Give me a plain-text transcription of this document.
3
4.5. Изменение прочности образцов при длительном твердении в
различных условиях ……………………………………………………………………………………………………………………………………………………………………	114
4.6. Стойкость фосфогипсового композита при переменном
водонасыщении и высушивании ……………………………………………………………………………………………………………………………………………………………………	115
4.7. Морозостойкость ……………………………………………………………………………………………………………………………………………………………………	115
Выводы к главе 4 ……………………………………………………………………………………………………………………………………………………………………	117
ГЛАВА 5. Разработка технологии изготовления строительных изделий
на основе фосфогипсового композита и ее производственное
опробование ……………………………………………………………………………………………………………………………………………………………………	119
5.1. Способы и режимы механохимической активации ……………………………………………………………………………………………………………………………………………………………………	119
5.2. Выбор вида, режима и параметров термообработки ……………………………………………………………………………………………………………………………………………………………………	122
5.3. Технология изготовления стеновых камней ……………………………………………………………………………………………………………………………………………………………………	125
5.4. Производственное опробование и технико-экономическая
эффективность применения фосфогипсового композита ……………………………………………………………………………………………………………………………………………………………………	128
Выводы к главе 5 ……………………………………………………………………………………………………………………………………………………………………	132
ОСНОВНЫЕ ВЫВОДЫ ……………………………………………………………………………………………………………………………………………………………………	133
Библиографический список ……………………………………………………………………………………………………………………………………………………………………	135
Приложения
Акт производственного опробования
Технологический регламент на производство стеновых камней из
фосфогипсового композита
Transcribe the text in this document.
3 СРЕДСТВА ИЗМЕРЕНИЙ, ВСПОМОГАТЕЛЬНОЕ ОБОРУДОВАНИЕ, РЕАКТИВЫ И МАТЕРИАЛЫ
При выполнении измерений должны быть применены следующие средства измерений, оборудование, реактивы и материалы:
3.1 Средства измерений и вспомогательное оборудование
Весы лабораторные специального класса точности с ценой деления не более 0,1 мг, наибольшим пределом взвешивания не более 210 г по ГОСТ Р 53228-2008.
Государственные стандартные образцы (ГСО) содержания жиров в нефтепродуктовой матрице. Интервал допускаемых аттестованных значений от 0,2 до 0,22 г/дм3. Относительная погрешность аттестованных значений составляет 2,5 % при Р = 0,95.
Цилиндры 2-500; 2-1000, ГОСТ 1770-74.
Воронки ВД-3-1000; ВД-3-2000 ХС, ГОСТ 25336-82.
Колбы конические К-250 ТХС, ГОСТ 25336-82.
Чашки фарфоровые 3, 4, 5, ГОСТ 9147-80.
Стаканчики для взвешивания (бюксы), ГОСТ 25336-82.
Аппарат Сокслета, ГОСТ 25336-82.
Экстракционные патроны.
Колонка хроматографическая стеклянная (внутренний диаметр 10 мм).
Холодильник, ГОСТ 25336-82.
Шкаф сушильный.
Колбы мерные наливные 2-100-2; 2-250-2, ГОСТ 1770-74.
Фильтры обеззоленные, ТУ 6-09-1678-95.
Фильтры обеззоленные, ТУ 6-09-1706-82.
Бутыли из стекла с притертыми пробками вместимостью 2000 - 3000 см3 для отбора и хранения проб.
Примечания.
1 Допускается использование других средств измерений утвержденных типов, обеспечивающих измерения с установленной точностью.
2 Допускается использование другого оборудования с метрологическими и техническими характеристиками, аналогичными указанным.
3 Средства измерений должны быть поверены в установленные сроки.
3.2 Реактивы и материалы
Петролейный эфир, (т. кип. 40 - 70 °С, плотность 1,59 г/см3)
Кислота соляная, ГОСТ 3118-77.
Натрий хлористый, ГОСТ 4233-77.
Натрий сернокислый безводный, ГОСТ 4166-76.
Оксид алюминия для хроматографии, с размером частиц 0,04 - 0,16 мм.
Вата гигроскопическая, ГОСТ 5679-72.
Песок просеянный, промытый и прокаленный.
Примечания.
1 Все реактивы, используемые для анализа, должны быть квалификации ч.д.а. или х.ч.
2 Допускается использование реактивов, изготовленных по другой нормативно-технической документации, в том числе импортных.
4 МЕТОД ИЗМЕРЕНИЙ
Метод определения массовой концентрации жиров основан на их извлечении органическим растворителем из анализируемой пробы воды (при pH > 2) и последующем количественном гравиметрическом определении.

WORK TO COMPLETE:
Write out the entries in full, exactly as given.

RESPONSE:
Give me a plain-text transcription of this document.
3
4.5. Изменение прочности образцов при длительном твердении в
различных условиях ……………………………………………………………………………………………………………………………………………………………………	114
4.6. Стойкость фосфогипсового композита при переменном
водонасыщении и высушивании ……………………………………………………………………………………………………………………………………………………………………	115
4.7. Морозостойкость ……………………………………………………………………………………………………………………………………………………………………	115
Выводы к главе 4 ……………………………………………………………………………………………………………………………………………………………………	117
ГЛАВА 5. Разработка технологии изготовления строительных изделий
на основе фосфогипсового композита и ее производственное
опробование ……………………………………………………………………………………………………………………………………………………………………	119
5.1. Способы и режимы механохимической активации ……………………………………………………………………………………………………………………………………………………………………	119
5.2. Выбор вида, режима и параметров термообработки ……………………………………………………………………………………………………………………………………………………………………	122
5.3. Технология изготовления стеновых камней ……………………………………………………………………………………………………………………………………………………………………	125
5.4. Производственное опробование и технико-экономическая
эффективность применения фосфогипсового композита ……………………………………………………………………………………………………………………………………………………………………	128
Выводы к главе 5 ……………………………………………………………………………………………………………………………………………………………………	132
ОСНОВНЫЕ ВЫВОДЫ ……………………………………………………………………………………………………………………………………………………………………	133
Библиографический список ……………………………………………………………………………………………………………………………………………………………………	135
Приложения
Акт производственного опробования
Технологический регламент на производство стеновых камней из
фосфогипсового композита
Transcribe the text in this document.
3 СРЕДСТВА ИЗМЕРЕНИЙ, ВСПОМОГАТЕЛЬНОЕ ОБОРУДОВАНИЕ, РЕАКТИВЫ И МАТЕРИАЛЫ
При выполнении измерений должны быть применены следующие средства измерений, оборудование, реактивы и материалы:
3.1 Средства измерений и вспомогательное оборудование
Весы лабораторные специального класса точности с ценой деления не более 0,1 мг, наибольшим пределом взвешивания не более 210 г по ГОСТ Р 53228-2008.
Государственные стандартные образцы (ГСО) содержания жиров в нефтепродуктовой матрице. Интервал допускаемых аттестованных значений от 0,2 до 0,22 г/дм3. Относительная погрешность аттестованных значений составляет 2,5 % при Р = 0,95.
Цилиндры 2-500; 2-1000, ГОСТ 1770-74.
Воронки ВД-3-1000; ВД-3-2000 ХС, ГОСТ 25336-82.
Колбы конические К-250 ТХС, ГОСТ 25336-82.
Чашки фарфоровые 3, 4, 5, ГОСТ 9147-80.
Стаканчики для взвешивания (бюксы), ГОСТ 25336-82.
Аппарат Сокслета, ГОСТ 25336-82.
Экстракционные патроны.
Колонка хроматографическая стеклянная (внутренний диаметр 10 мм).
Холодильник, ГОСТ 25336-82.
Шкаф сушильный.
Колбы мерные наливные 2-100-2; 2-250-2, ГОСТ 1770-74.
Фильтры обеззоленные, ТУ 6-09-1678-95.
Фильтры обеззоленные, ТУ 6-09-1706-82.
Бутыли из стекла с притертыми пробками вместимостью 2000 - 3000 см3 для отбора и хранения проб.
Примечания.
1 Допускается использование других средств измерений утвержденных типов, обеспечивающих измерения с установленной точностью.
2 Допускается использование другого оборудования с метрологическими и техническими характеристиками, аналогичными указанным.
3 Средства измерений должны быть поверены в установленные сроки.
3.2 Реактивы и материалы
Петролейный эфир, (т. кип. 40 - 70 °С, плотность 1,59 г/см3)
Кислота соляная, ГОСТ 3118-77.
Натрий хлористый, ГОСТ 4233-77.
Натрий сернокислый безводный, ГОСТ 4166-76.
Оксид алюминия для хроматографии, с размером частиц 0,04 - 0,16 мм.
Вата гигроскопическая, ГОСТ 5679-72.
Песок просеянный, промытый и прокаленный.
Примечания.
1 Все реактивы, используемые для анализа, должны быть квалификации ч.д.а. или х.ч.
2 Допускается использование реактивов, изготовленных по другой нормативно-технической документации, в том числе импортных.
4 МЕТОД ИЗМЕРЕНИЙ
Метод определения массовой концентрации жиров основан на их извлечении органическим растворителем из анализируемой пробы воды (при pH > 2) и последующем количественном гравиметрическом определении.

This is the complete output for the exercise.